LEESTEKST:
In het artikel De 5 paradoxen die lean werken zo moeilijk maken beschrijft Rudy Gort de vijf ogenschijnlijke tegenstellingen die een succesvolle lean-transformatie in de weg kunnen staan:
(1) Sneller gaan door langzamer te gaan
We kennen lean onder andere van de korte doorlooptijden. Die snelheid ontstaat door aandacht te geven aan het proces. Aandacht die tijd kost. Dit geldt voor productie, waarbij je regelmatig een stopsignaal geeft om problemen te kunnen oplossen, maar ook voor projectmatig werken, waarbij vroegtijdig alternatieven worden onderzocht om tot de best mogelijke oplossing te komen. Veel mensen hebben moeite deze tijd erin te steken en zetten het liefste druk op de ketel, met een averechts effect.

AANGELEVERD MATERIAAL:
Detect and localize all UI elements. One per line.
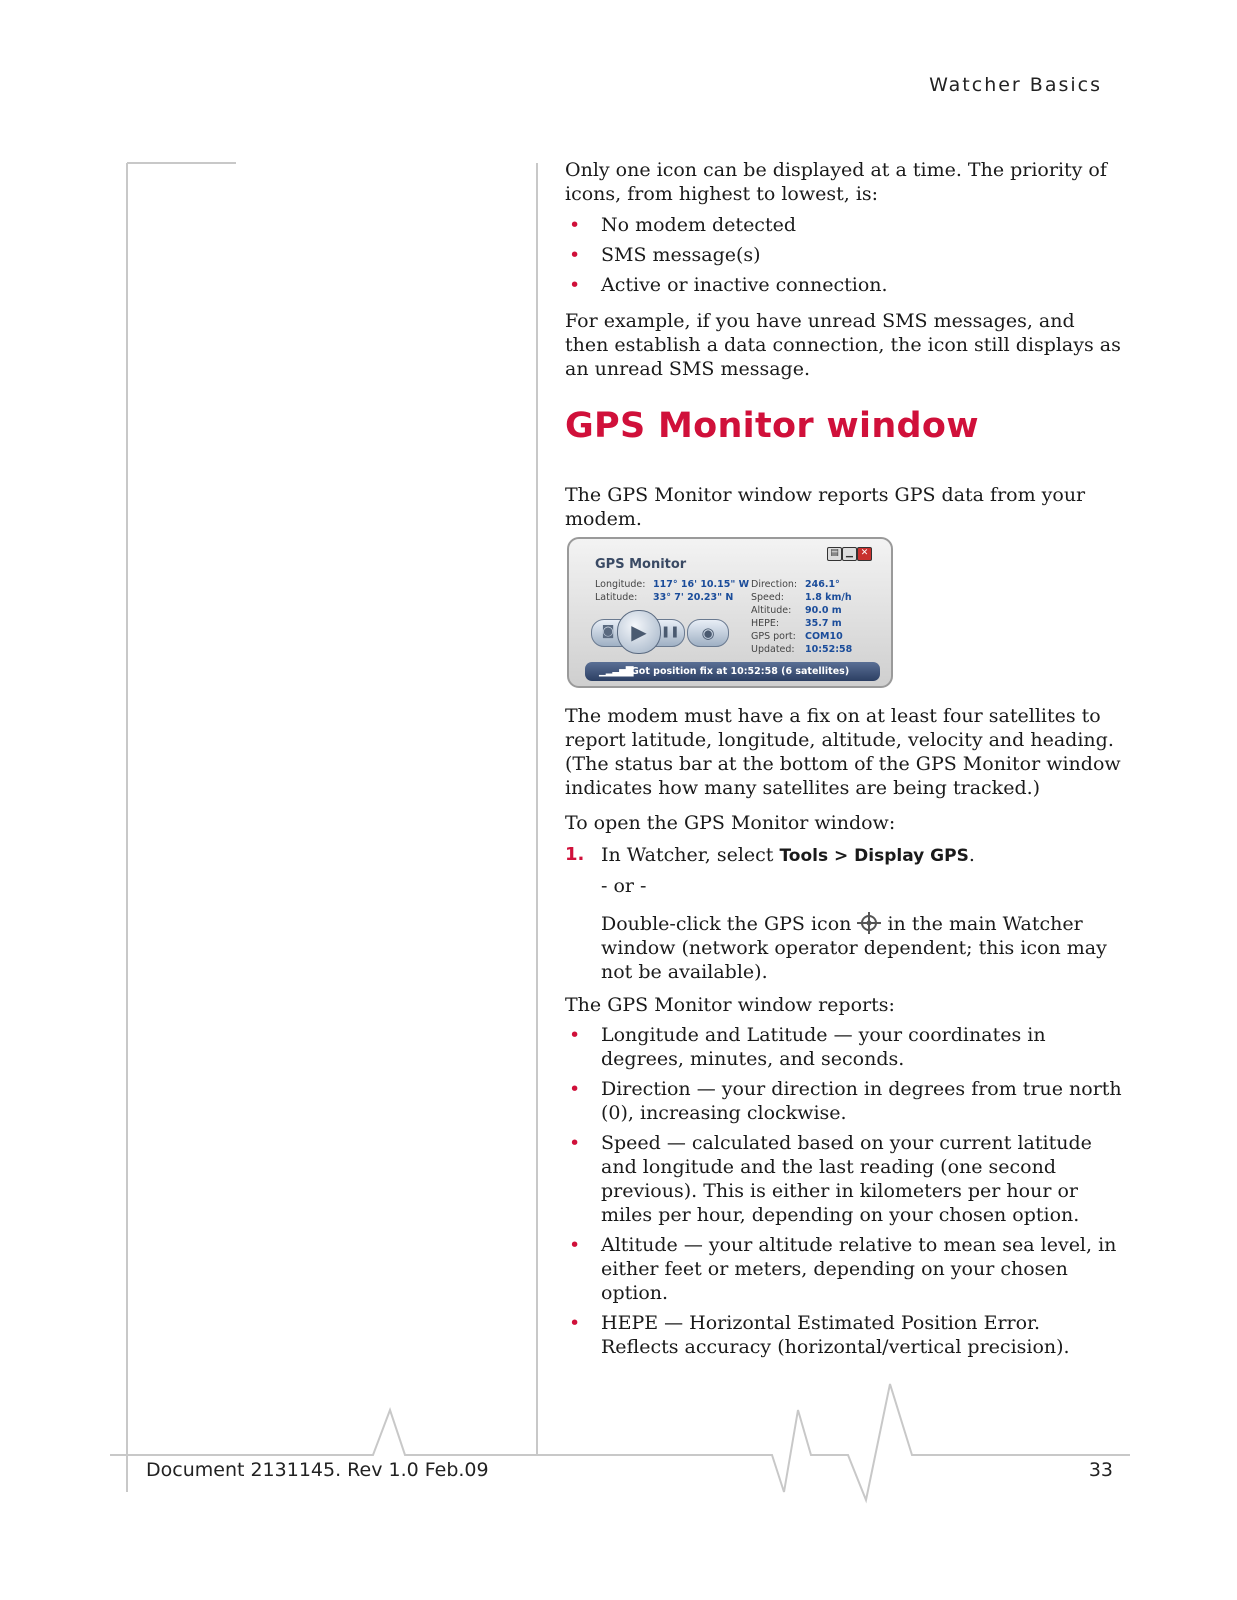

VRAGEN EN OPDRACHTEN:
- A) Waardoor ontstaat volgens de leestekst over lean de snelheid van de korte doorlooptijden?
- B) Herschrijf het stuk van de leestekst over lean van "In het artikel" tot en met "een averechts effect." en vervang daarin "doorlooptijden" door "levertijden".
- C) Schrijf de leestekst over lean alsjeblieft verder na de laatste zin.

UITWERKINGEN:
- A) Door aandacht te geven aan het proces.

- B)
In het artikel De 5 paradoxen die lean werken zo moeilijk maken beschrijft Rudy Gort de vijf ogenschijnlijke tegenstellingen die een succesvolle lean-transformatie in de weg kunnen staan:
(1) Sneller gaan door langzamer te gaan
We kennen lean onder andere van de korte levertijden. Die snelheid ontstaat door aandacht te geven aan het proces. Aandacht die tijd kost. Dit geldt voor productie, waarbij je regelmatig een stopsignaal geeft om problemen te kunnen oplossen, maar ook voor projectmatig werken, waarbij vroegtijdig alternatieven worden onderzocht om tot de best mogelijke oplossing te komen. Veel mensen hebben moeite deze tijd erin te steken en zetten het liefste druk op de ketel, met een averechts effect.

- C)
(2) Stabiliteit versus continu verbeteren
Een van de pijlers van de Toyota Way is ‘continu verbeteren’, terwijl lean ook uitgaat van stabiliteit. Het punt is dat menigeen de instabiliteit van het systeem niet eerst aanpakt, waardoor elke verandering daarna het systeem alleen maar instabieler maakt. Ook hier willen we te snel en gaan we als een razende verspillingen elimineren, zonder iets aan de bronoorzaak te doen: het afvlakken van de pieken en dalen (heijunka) en het aanbrengen van een ritme. Als je ritme hebt, heb je stabiliteit, en ligt de weg naar continu verbeteren open.
(3) Standaardisatie versus creativiteit
Helaas wordt standaardisatie vaak gezien als killer van creativiteit. Dit terwijl heldere begrenzing juist nodig is om ruimte te scheppen voor vrijheid. Essentieel is echter hoe die begrenzing tot stand komt. En een standaard mag niet in beton gegoten zijn, want dat blokkeert de vooruitgang. Wat dat betreft is lean werken te vergelijken met een dans. Je moet eerst de basispasjes leren en pas als je die totaal beheerst komt de vrijheid om er in stijl een eigen draai aan te geven. Vaak hebben we het geduld niet om de basis te leren, we doen het liefst alvast ons eigen ding (en komen dan dus nooit echt vooruit).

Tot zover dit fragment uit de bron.